Directions for this task
Every entry should be repeated exactly. Omit the pictures.
--- Begin Data excerpts ---
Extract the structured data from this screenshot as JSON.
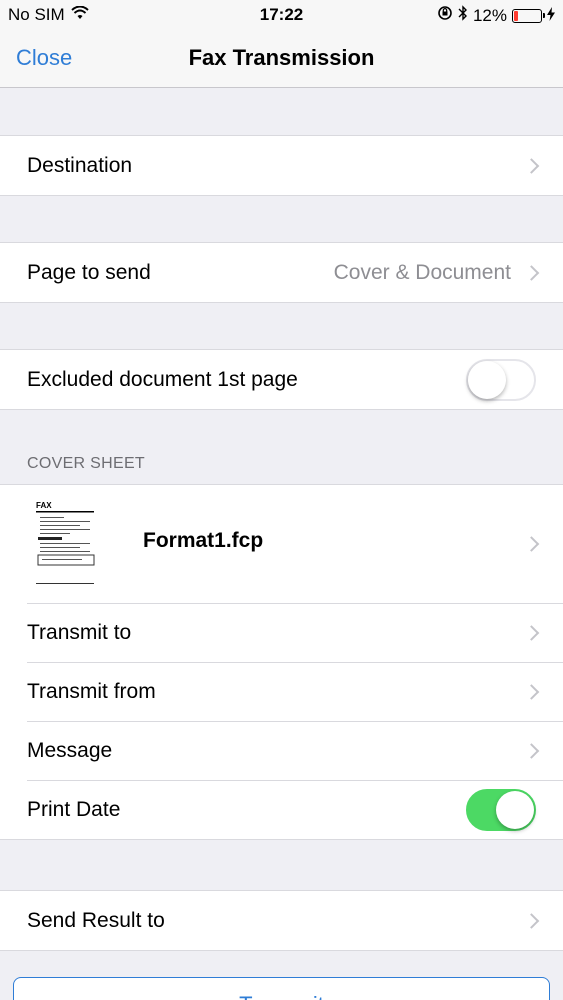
{
  "status_bar": {
    "carrier": "No SIM",
    "time": "17:22",
    "battery_percent": "12%",
    "icons": [
      "wifi-icon",
      "orientation-lock-icon",
      "bluetooth-icon",
      "battery-icon",
      "charging-icon"
    ]
  },
  "nav": {
    "close_label": "Close",
    "title": "Fax Transmission"
  },
  "destination": {
    "label": "Destination"
  },
  "page_to_send": {
    "label": "Page to send",
    "value": "Cover & Document"
  },
  "excluded": {
    "label": "Excluded document 1st page",
    "on": false
  },
  "cover_sheet": {
    "header": "COVER SHEET",
    "format_name": "Format1.fcp",
    "thumb_text": "FAX",
    "rows": [
      {
        "label": "Transmit to"
      },
      {
        "label": "Transmit from"
      },
      {
        "label": "Message"
      }
    ],
    "print_date": {
      "label": "Print Date",
      "on": true
    }
  },
  "send_result": {
    "label": "Send Result to"
  },
  "transmit_button": {
    "label": "Transmit"
  },
  "colors": {
    "accent": "#2f7dd6",
    "toggle_on": "#4cd964",
    "background": "#efeff4"
  }
}
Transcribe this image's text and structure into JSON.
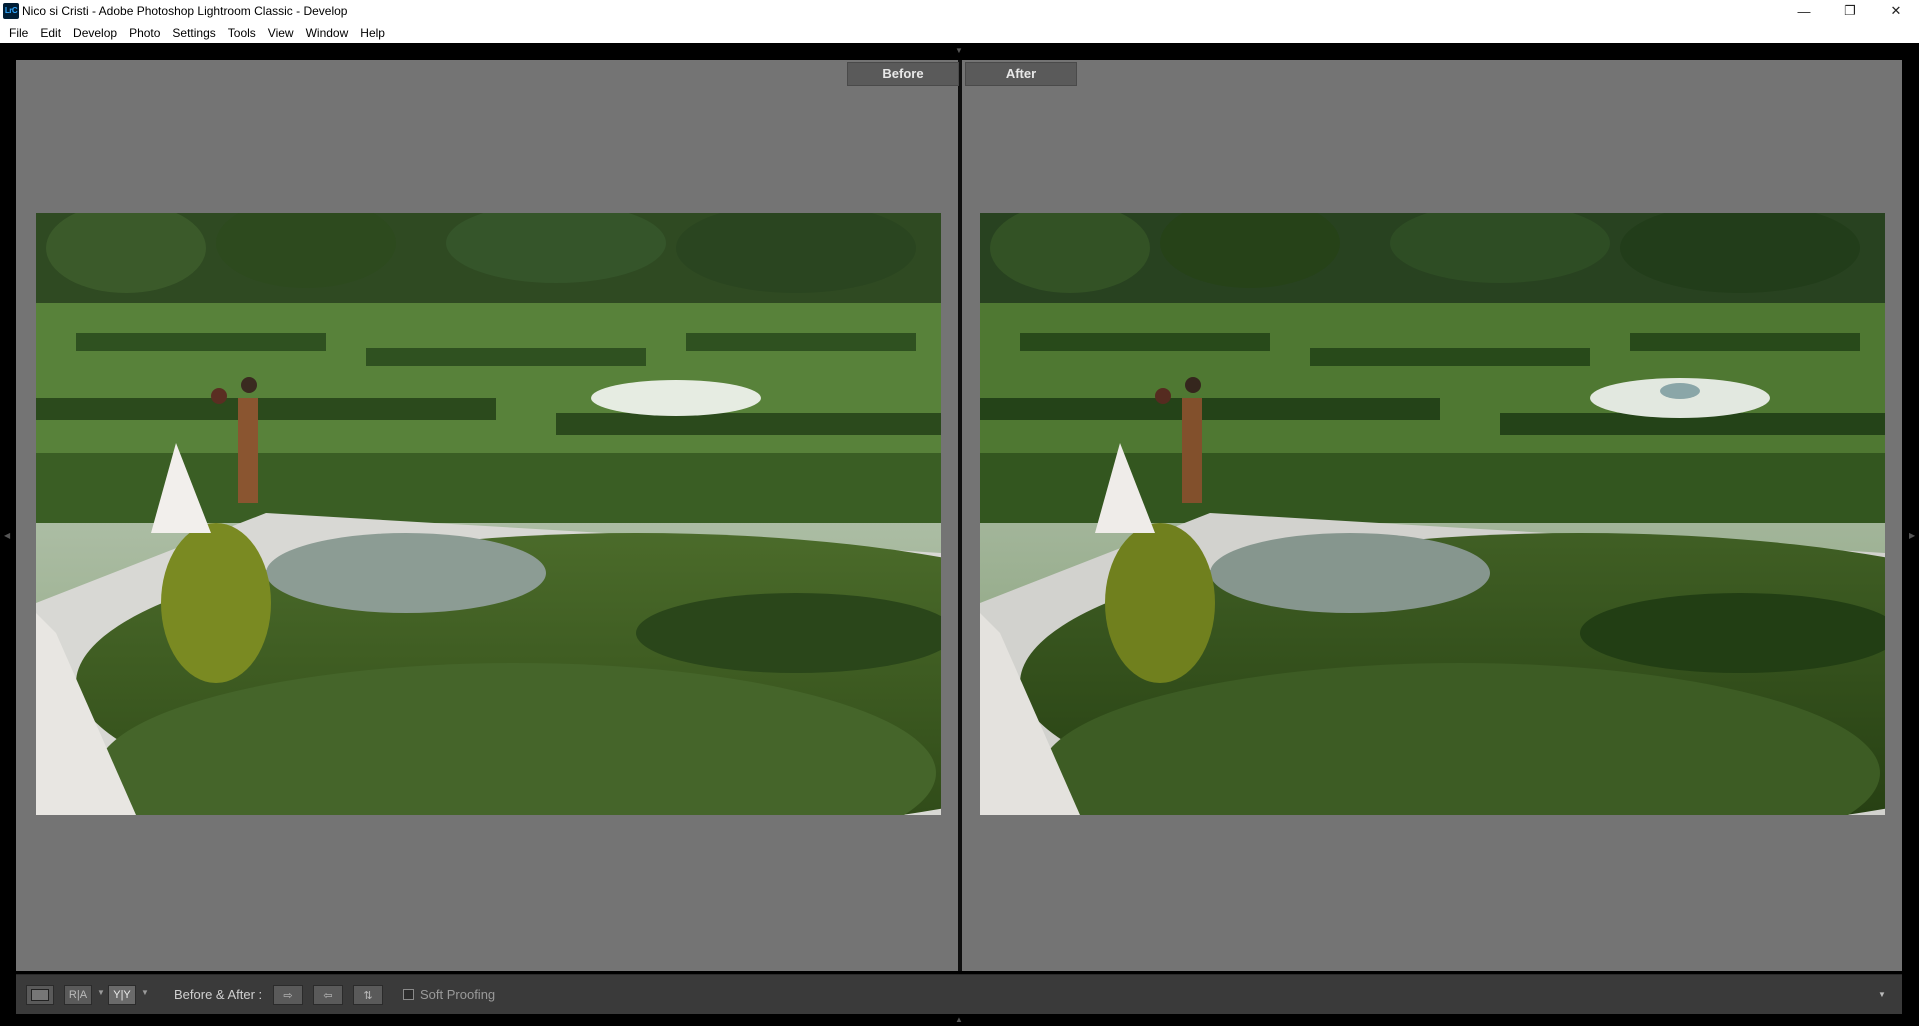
{
  "window": {
    "title": "Nico si Cristi - Adobe Photoshop Lightroom Classic - Develop",
    "app_icon_text": "LrC",
    "minimize_glyph": "—",
    "maximize_glyph": "❐",
    "close_glyph": "✕"
  },
  "menu": [
    "File",
    "Edit",
    "Develop",
    "Photo",
    "Settings",
    "Tools",
    "View",
    "Window",
    "Help"
  ],
  "compare": {
    "before_label": "Before",
    "after_label": "After"
  },
  "toolbar": {
    "loupe_icon": "loupe-view-icon",
    "ra_label": "R|A",
    "yy_label": "Y|Y",
    "before_after_label": "Before & After :",
    "soft_proofing_label": "Soft Proofing",
    "soft_proofing_checked": false
  },
  "colors": {
    "workarea": "#747474",
    "toolbar": "#3a3a3a",
    "label_bg": "#5a5a5a"
  }
}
--- End Data excerpts ---
Task response
Extract the structured data from this screenshot as JSON.
{
  "status_bar": {
    "carrier": "No SIM",
    "time": "17:22",
    "battery_percent": "12%",
    "icons": [
      "wifi-icon",
      "orientation-lock-icon",
      "bluetooth-icon",
      "battery-icon",
      "charging-icon"
    ]
  },
  "nav": {
    "close_label": "Close",
    "title": "Fax Transmission"
  },
  "destination": {
    "label": "Destination"
  },
  "page_to_send": {
    "label": "Page to send",
    "value": "Cover & Document"
  },
  "excluded": {
    "label": "Excluded document 1st page",
    "on": false
  },
  "cover_sheet": {
    "header": "COVER SHEET",
    "format_name": "Format1.fcp",
    "thumb_text": "FAX",
    "rows": [
      {
        "label": "Transmit to"
      },
      {
        "label": "Transmit from"
      },
      {
        "label": "Message"
      }
    ],
    "print_date": {
      "label": "Print Date",
      "on": true
    }
  },
  "send_result": {
    "label": "Send Result to"
  },
  "transmit_button": {
    "label": "Transmit"
  },
  "colors": {
    "accent": "#2f7dd6",
    "toggle_on": "#4cd964",
    "background": "#efeff4"
  }
}
Transcribe this image's text and structure into JSON.
{
  "window": {
    "title": "Nico si Cristi - Adobe Photoshop Lightroom Classic - Develop",
    "app_icon_text": "LrC",
    "minimize_glyph": "—",
    "maximize_glyph": "❐",
    "close_glyph": "✕"
  },
  "menu": [
    "File",
    "Edit",
    "Develop",
    "Photo",
    "Settings",
    "Tools",
    "View",
    "Window",
    "Help"
  ],
  "compare": {
    "before_label": "Before",
    "after_label": "After"
  },
  "toolbar": {
    "loupe_icon": "loupe-view-icon",
    "ra_label": "R|A",
    "yy_label": "Y|Y",
    "before_after_label": "Before & After :",
    "soft_proofing_label": "Soft Proofing",
    "soft_proofing_checked": false
  },
  "colors": {
    "workarea": "#747474",
    "toolbar": "#3a3a3a",
    "label_bg": "#5a5a5a"
  }
}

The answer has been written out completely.